---------- RECORD LIST ----------

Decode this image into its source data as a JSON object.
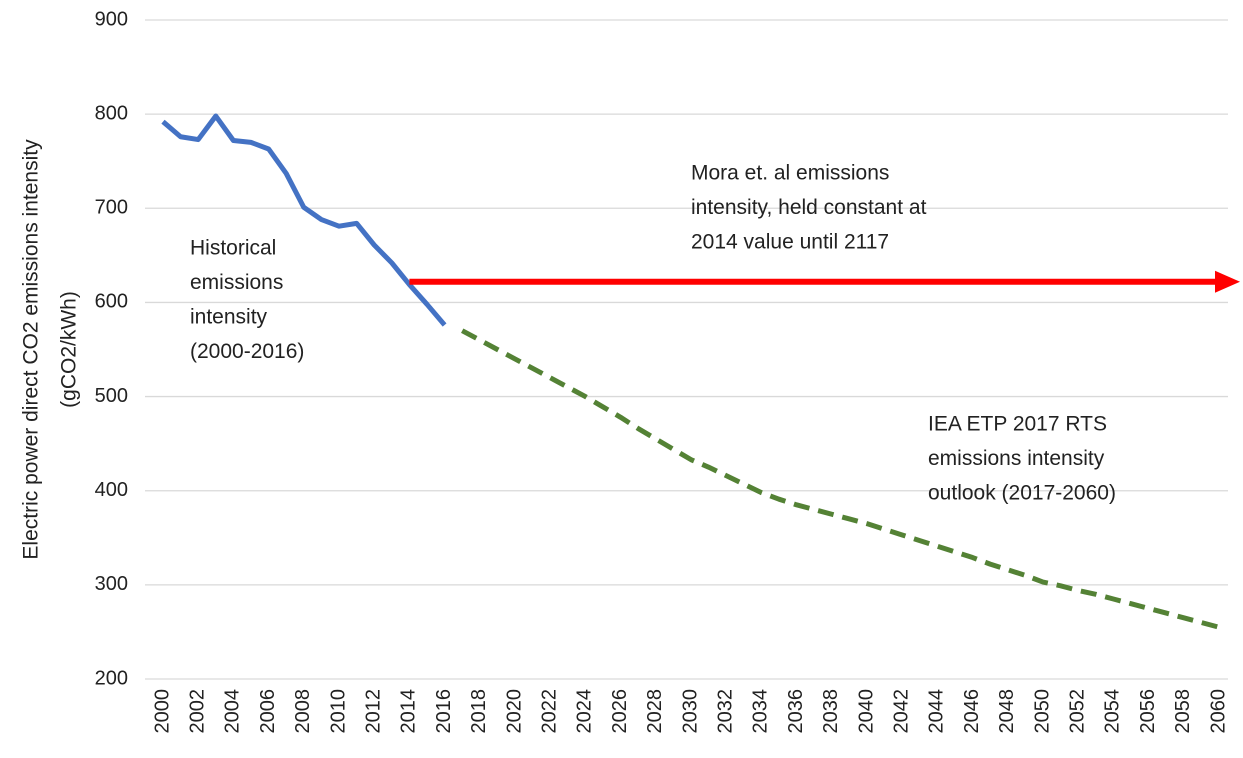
{
  "chart_data": {
    "type": "line",
    "ylabel": [
      "Electric power direct CO2 emissions intensity",
      "(gCO2/kWh)"
    ],
    "x": [
      2000,
      2001,
      2002,
      2003,
      2004,
      2005,
      2006,
      2007,
      2008,
      2009,
      2010,
      2011,
      2012,
      2013,
      2014,
      2015,
      2016,
      2017,
      2018,
      2019,
      2020,
      2021,
      2022,
      2023,
      2024,
      2025,
      2026,
      2027,
      2028,
      2029,
      2030,
      2031,
      2032,
      2033,
      2034,
      2035,
      2036,
      2037,
      2038,
      2039,
      2040,
      2041,
      2042,
      2043,
      2044,
      2045,
      2046,
      2047,
      2048,
      2049,
      2050,
      2051,
      2052,
      2053,
      2054,
      2055,
      2056,
      2057,
      2058,
      2059,
      2060
    ],
    "series": [
      {
        "color": "#4472c4",
        "dash": false,
        "values": [
          792,
          776,
          773,
          798,
          772,
          770,
          763,
          737,
          701,
          688,
          681,
          684,
          661,
          642,
          619,
          598,
          576,
          null,
          null,
          null,
          null,
          null,
          null,
          null,
          null,
          null,
          null,
          null,
          null,
          null,
          null,
          null,
          null,
          null,
          null,
          null,
          null,
          null,
          null,
          null,
          null,
          null,
          null,
          null,
          null,
          null,
          null,
          null,
          null,
          null,
          null,
          null,
          null,
          null,
          null,
          null,
          null,
          null,
          null,
          null,
          null
        ]
      },
      {
        "color": "#548235",
        "dash": true,
        "values": [
          null,
          null,
          null,
          null,
          null,
          null,
          null,
          null,
          null,
          null,
          null,
          null,
          null,
          null,
          null,
          null,
          null,
          570,
          560,
          550,
          540,
          530,
          520,
          510,
          500,
          489,
          478,
          466,
          455,
          444,
          433,
          425,
          416,
          407,
          398,
          391,
          385,
          380,
          375,
          370,
          365,
          359,
          353,
          347,
          341,
          335,
          329,
          322,
          316,
          310,
          303,
          299,
          294,
          290,
          285,
          280,
          275,
          270,
          265,
          260,
          255
        ]
      },
      {
        "color": "#ff0000",
        "dash": false,
        "arrow": true,
        "values": [
          null,
          null,
          null,
          null,
          null,
          null,
          null,
          null,
          null,
          null,
          null,
          null,
          null,
          null,
          622,
          622,
          622,
          622,
          622,
          622,
          622,
          622,
          622,
          622,
          622,
          622,
          622,
          622,
          622,
          622,
          622,
          622,
          622,
          622,
          622,
          622,
          622,
          622,
          622,
          622,
          622,
          622,
          622,
          622,
          622,
          622,
          622,
          622,
          622,
          622,
          622,
          622,
          622,
          622,
          622,
          622,
          622,
          622,
          622,
          622,
          622
        ]
      }
    ],
    "annotations": [
      [
        "Historical",
        "emissions",
        "intensity",
        "(2000-2016)"
      ],
      [
        "Mora et. al emissions",
        "intensity, held constant at",
        "2014 value until 2117"
      ],
      [
        "IEA ETP 2017 RTS",
        "emissions intensity",
        "outlook (2017-2060)"
      ]
    ],
    "xlim": [
      2000,
      2060
    ],
    "xticks": [
      2000,
      2002,
      2004,
      2006,
      2008,
      2010,
      2012,
      2014,
      2016,
      2018,
      2020,
      2022,
      2024,
      2026,
      2028,
      2030,
      2032,
      2034,
      2036,
      2038,
      2040,
      2042,
      2044,
      2046,
      2048,
      2050,
      2052,
      2054,
      2056,
      2058,
      2060
    ],
    "ylim": [
      200,
      900
    ],
    "yticks": [
      200,
      300,
      400,
      500,
      600,
      700,
      800,
      900
    ],
    "grid": true
  }
}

----------

● **REQUIREMENT**: The pictures in the entries should be left out; output everything else exactly.

● **EXERCISE OUTPUT**:
Decode this image into its source data as a JSON object.
{
  "chart_data": {
    "type": "line",
    "ylabel": [
      "Electric power direct CO2 emissions intensity",
      "(gCO2/kWh)"
    ],
    "x": [
      2000,
      2001,
      2002,
      2003,
      2004,
      2005,
      2006,
      2007,
      2008,
      2009,
      2010,
      2011,
      2012,
      2013,
      2014,
      2015,
      2016,
      2017,
      2018,
      2019,
      2020,
      2021,
      2022,
      2023,
      2024,
      2025,
      2026,
      2027,
      2028,
      2029,
      2030,
      2031,
      2032,
      2033,
      2034,
      2035,
      2036,
      2037,
      2038,
      2039,
      2040,
      2041,
      2042,
      2043,
      2044,
      2045,
      2046,
      2047,
      2048,
      2049,
      2050,
      2051,
      2052,
      2053,
      2054,
      2055,
      2056,
      2057,
      2058,
      2059,
      2060
    ],
    "series": [
      {
        "color": "#4472c4",
        "dash": false,
        "values": [
          792,
          776,
          773,
          798,
          772,
          770,
          763,
          737,
          701,
          688,
          681,
          684,
          661,
          642,
          619,
          598,
          576,
          null,
          null,
          null,
          null,
          null,
          null,
          null,
          null,
          null,
          null,
          null,
          null,
          null,
          null,
          null,
          null,
          null,
          null,
          null,
          null,
          null,
          null,
          null,
          null,
          null,
          null,
          null,
          null,
          null,
          null,
          null,
          null,
          null,
          null,
          null,
          null,
          null,
          null,
          null,
          null,
          null,
          null,
          null,
          null
        ]
      },
      {
        "color": "#548235",
        "dash": true,
        "values": [
          null,
          null,
          null,
          null,
          null,
          null,
          null,
          null,
          null,
          null,
          null,
          null,
          null,
          null,
          null,
          null,
          null,
          570,
          560,
          550,
          540,
          530,
          520,
          510,
          500,
          489,
          478,
          466,
          455,
          444,
          433,
          425,
          416,
          407,
          398,
          391,
          385,
          380,
          375,
          370,
          365,
          359,
          353,
          347,
          341,
          335,
          329,
          322,
          316,
          310,
          303,
          299,
          294,
          290,
          285,
          280,
          275,
          270,
          265,
          260,
          255
        ]
      },
      {
        "color": "#ff0000",
        "dash": false,
        "arrow": true,
        "values": [
          null,
          null,
          null,
          null,
          null,
          null,
          null,
          null,
          null,
          null,
          null,
          null,
          null,
          null,
          622,
          622,
          622,
          622,
          622,
          622,
          622,
          622,
          622,
          622,
          622,
          622,
          622,
          622,
          622,
          622,
          622,
          622,
          622,
          622,
          622,
          622,
          622,
          622,
          622,
          622,
          622,
          622,
          622,
          622,
          622,
          622,
          622,
          622,
          622,
          622,
          622,
          622,
          622,
          622,
          622,
          622,
          622,
          622,
          622,
          622,
          622
        ]
      }
    ],
    "annotations": [
      [
        "Historical",
        "emissions",
        "intensity",
        "(2000-2016)"
      ],
      [
        "Mora et. al emissions",
        "intensity, held constant at",
        "2014 value until 2117"
      ],
      [
        "IEA ETP 2017 RTS",
        "emissions intensity",
        "outlook (2017-2060)"
      ]
    ],
    "xlim": [
      2000,
      2060
    ],
    "xticks": [
      2000,
      2002,
      2004,
      2006,
      2008,
      2010,
      2012,
      2014,
      2016,
      2018,
      2020,
      2022,
      2024,
      2026,
      2028,
      2030,
      2032,
      2034,
      2036,
      2038,
      2040,
      2042,
      2044,
      2046,
      2048,
      2050,
      2052,
      2054,
      2056,
      2058,
      2060
    ],
    "ylim": [
      200,
      900
    ],
    "yticks": [
      200,
      300,
      400,
      500,
      600,
      700,
      800,
      900
    ],
    "grid": true
  }
}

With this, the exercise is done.